[Dataset items]
********

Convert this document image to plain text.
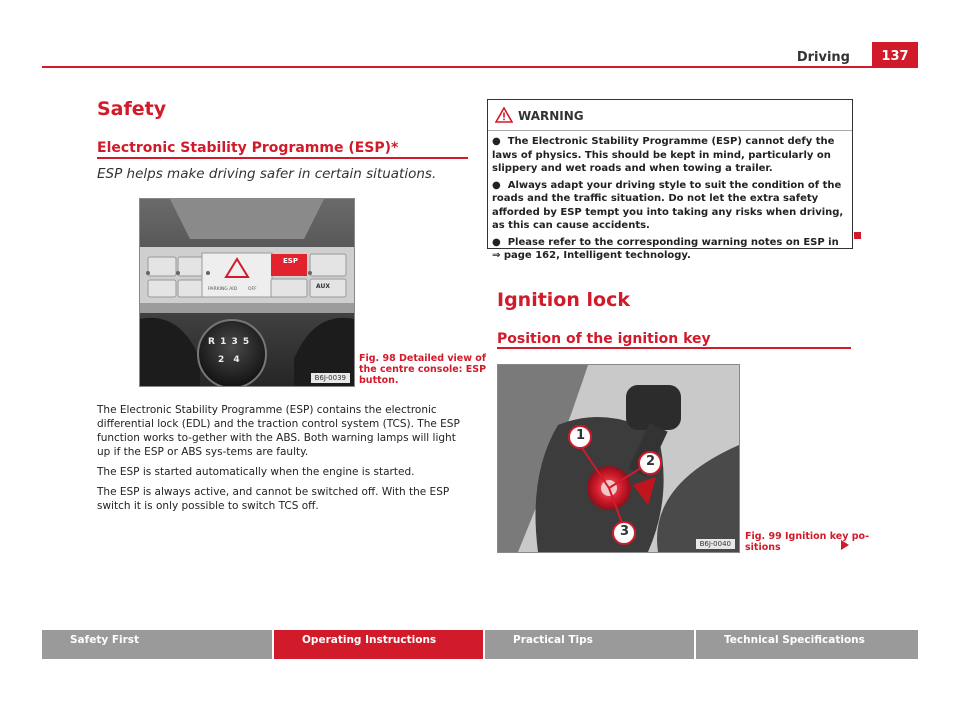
Driving	137
Safety
Electronic Stability Programme (ESP)*
ESP helps make driving safer in certain situations.
ESP
AUX
PARKING AID OFF
R 1 3 5
2 4
B6J-0039
Fig. 98 Detailed view of
the centre console: ESP
button.

The Electronic Stability Programme (ESP) contains the electronic differential lock (EDL) and the traction control system (TCS). The ESP function works to-gether with the ABS. Both warning lamps will light up if the ESP or ABS sys-tems are faulty.

The ESP is started automatically when the engine is started.

The ESP is always active, and cannot be switched off. With the ESP switch it is only possible to switch TCS off.

WARNING
● The Electronic Stability Programme (ESP) cannot defy the laws of physics. This should be kept in mind, particularly on slippery and wet roads and when towing a trailer.
● Always adapt your driving style to suit the condition of the roads and the traffic situation. Do not let the extra safety afforded by ESP tempt you into taking any risks when driving, as this can cause accidents.
● Please refer to the corresponding warning notes on ESP in
⇒ page 162, Intelligent technology.
Ignition lock
Position of the ignition key
1
2
3
B6J-0040
Fig. 99 Ignition key po-
sitions
Safety First	Operating Instructions	Practical Tips	Technical Specifications
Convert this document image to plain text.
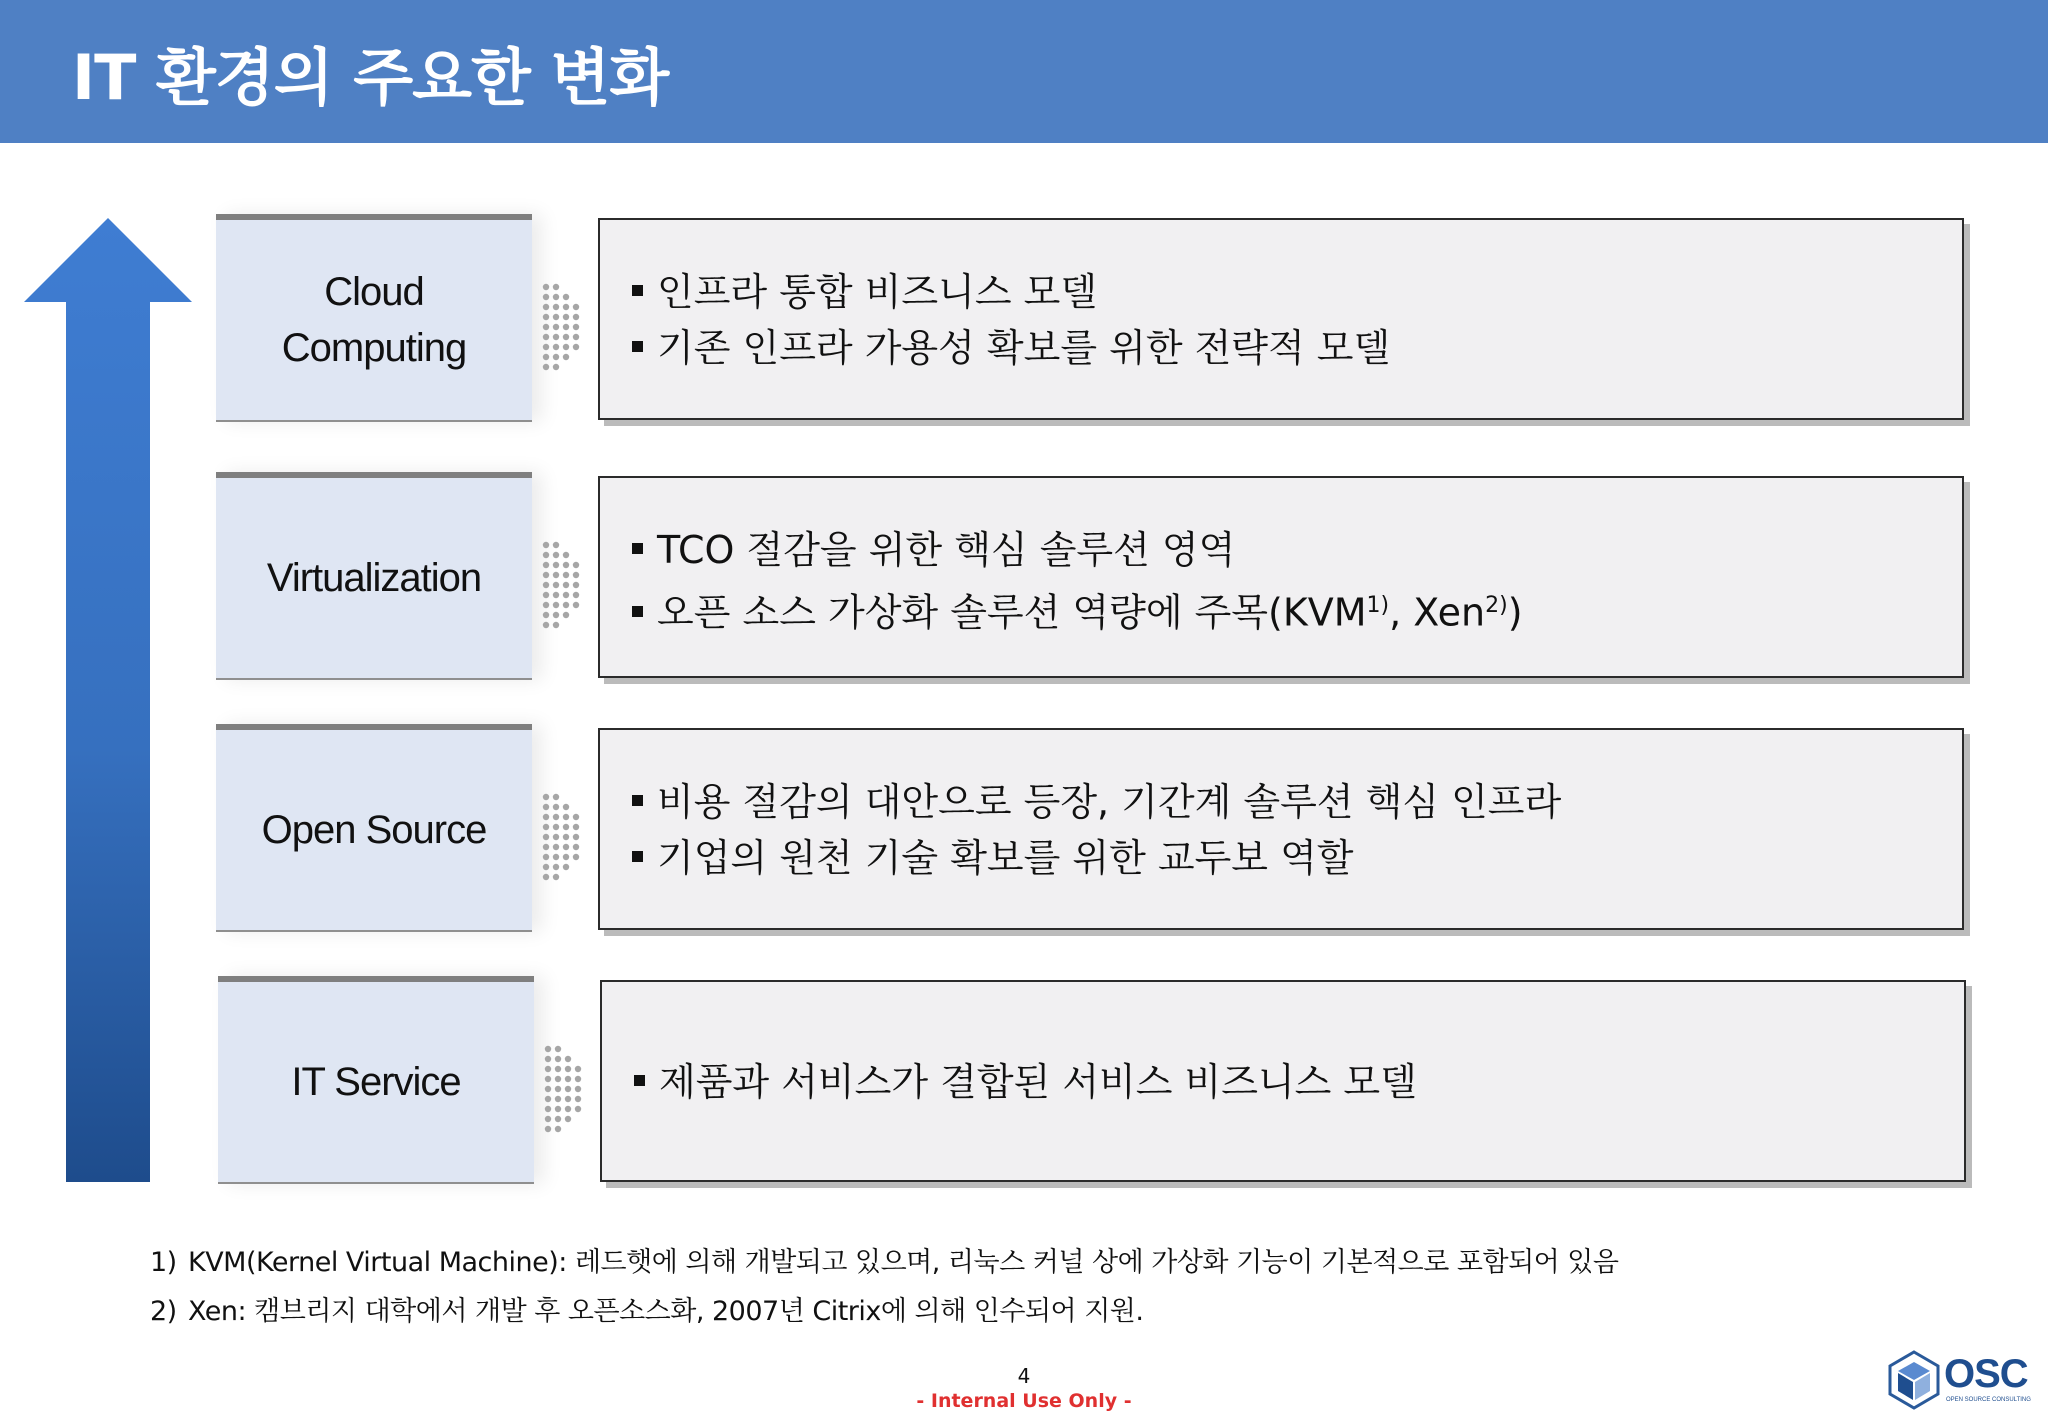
IT 환경의 주요한 변화
Cloud
Computing
인프라 통합 비즈니스 모델
기존 인프라 가용성 확보를 위한 전략적 모델
Virtualization
TCO 절감을 위한 핵심 솔루션 영역
오픈 소스 가상화 솔루션 역량에 주목(KVM$^{1)}$, Xen$^{2)}$)
Open Source
비용 절감의 대안으로 등장, 기간계 솔루션 핵심 인프라
기업의 원천 기술 확보를 위한 교두보 역할
IT Service	제품과 서비스가 결합된 서비스 비즈니스 모델
1) KVM(Kernel Virtual Machine): 레드햇에 의해 개발되고 있으며, 리눅스 커널 상에 가상화 기능이 기본적으로 포함되어 있음
2) Xen: 캠브리지 대학에서 개발 후 오픈소스화, 2007년 Citrix에 의해 인수되어 지원.
4
- Internal Use Only -
OSC
OPEN SOURCE CONSULTING
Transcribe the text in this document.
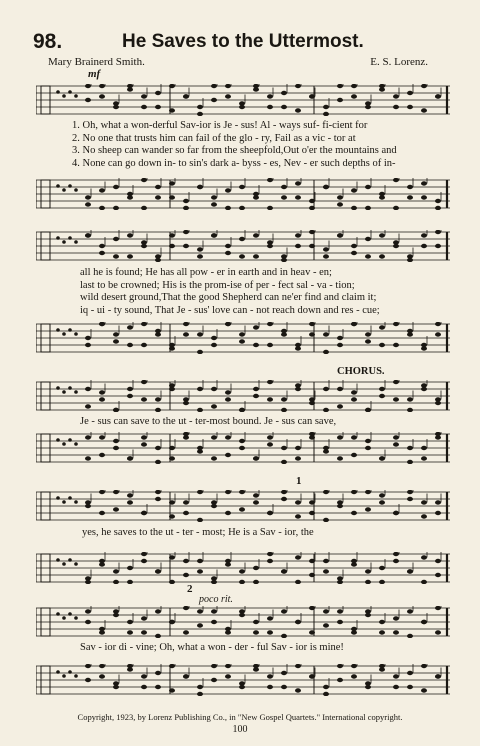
98.	He Saves to the Uttermost.
Mary Brainerd Smith.	E. S. Lorenz.
mf
1. Oh, what a won-derful Sav-ior is Je - sus! Al - ways suf- fi-cient for
2. No one that trusts him can fail of the glo - ry, Fail as a vic - tor at
3. No sheep can wander so far from the sheepfold,Out o'er the mountains and
4. None can go down in- to sin's dark a- byss - es, Nev - er such depths of in-
all he is found; He has all pow - er in earth and in heav - en;
last to be crowned; His is the prom-ise of per - fect sal - va - tion;
wild desert ground,That the good Shepherd can ne'er find and claim it;
iq - ui - ty sound, That Je - sus' love can - not reach down and res - cue;
CHORUS.
Je - sus can save to the ut - ter-most bound. Je - sus can save,
1
yes, he saves to the ut - ter - most; He is a Sav - ior, the
2
poco rit.
Sav - ior di - vine; Oh, what a won - der - ful Sav - ior is mine!
Copyright, 1923, by Lorenz Publishing Co., in "New Gospel Quartets." International copyright.
100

********

» Written exercise
Images do not belong in the copy; reproduce all other parts of the records above verbatim.

» Response to this task
Convert this document image to plain text.
Driving	137
Safety
Electronic Stability Programme (ESP)*
ESP helps make driving safer in certain situations.
ESP
AUX
PARKING AID OFF
R 1 3 5
2 4
B6J-0039
Fig. 98 Detailed view of
the centre console: ESP
button.

The Electronic Stability Programme (ESP) contains the electronic differential lock (EDL) and the traction control system (TCS). The ESP function works to-gether with the ABS. Both warning lamps will light up if the ESP or ABS sys-tems are faulty.

The ESP is started automatically when the engine is started.

The ESP is always active, and cannot be switched off. With the ESP switch it is only possible to switch TCS off.

WARNING
● The Electronic Stability Programme (ESP) cannot defy the laws of physics. This should be kept in mind, particularly on slippery and wet roads and when towing a trailer.
● Always adapt your driving style to suit the condition of the roads and the traffic situation. Do not let the extra safety afforded by ESP tempt you into taking any risks when driving, as this can cause accidents.
● Please refer to the corresponding warning notes on ESP in
⇒ page 162, Intelligent technology.
Ignition lock
Position of the ignition key
1
2
3
B6J-0040
Fig. 99 Ignition key po-
sitions
Safety First	Operating Instructions	Practical Tips	Technical Specifications
Convert this document image to plain text.
IT 환경의 주요한 변화
Cloud
Computing
인프라 통합 비즈니스 모델
기존 인프라 가용성 확보를 위한 전략적 모델
Virtualization
TCO 절감을 위한 핵심 솔루션 영역
오픈 소스 가상화 솔루션 역량에 주목(KVM$^{1)}$, Xen$^{2)}$)
Open Source
비용 절감의 대안으로 등장, 기간계 솔루션 핵심 인프라
기업의 원천 기술 확보를 위한 교두보 역할
IT Service	제품과 서비스가 결합된 서비스 비즈니스 모델
1) KVM(Kernel Virtual Machine): 레드햇에 의해 개발되고 있으며, 리눅스 커널 상에 가상화 기능이 기본적으로 포함되어 있음
2) Xen: 캠브리지 대학에서 개발 후 오픈소스화, 2007년 Citrix에 의해 인수되어 지원.
4
- Internal Use Only -
OSC
OPEN SOURCE CONSULTING
Transcribe the text in this document.
98.	He Saves to the Uttermost.
Mary Brainerd Smith.	E. S. Lorenz.
mf
1. Oh, what a won-derful Sav-ior is Je - sus! Al - ways suf- fi-cient for
2. No one that trusts him can fail of the glo - ry, Fail as a vic - tor at
3. No sheep can wander so far from the sheepfold,Out o'er the mountains and
4. None can go down in- to sin's dark a- byss - es, Nev - er such depths of in-
all he is found; He has all pow - er in earth and in heav - en;
last to be crowned; His is the prom-ise of per - fect sal - va - tion;
wild desert ground,That the good Shepherd can ne'er find and claim it;
iq - ui - ty sound, That Je - sus' love can - not reach down and res - cue;
CHORUS.
Je - sus can save to the ut - ter-most bound. Je - sus can save,
1
yes, he saves to the ut - ter - most; He is a Sav - ior, the
2
poco rit.
Sav - ior di - vine; Oh, what a won - der - ful Sav - ior is mine!
Copyright, 1923, by Lorenz Publishing Co., in "New Gospel Quartets." International copyright.
100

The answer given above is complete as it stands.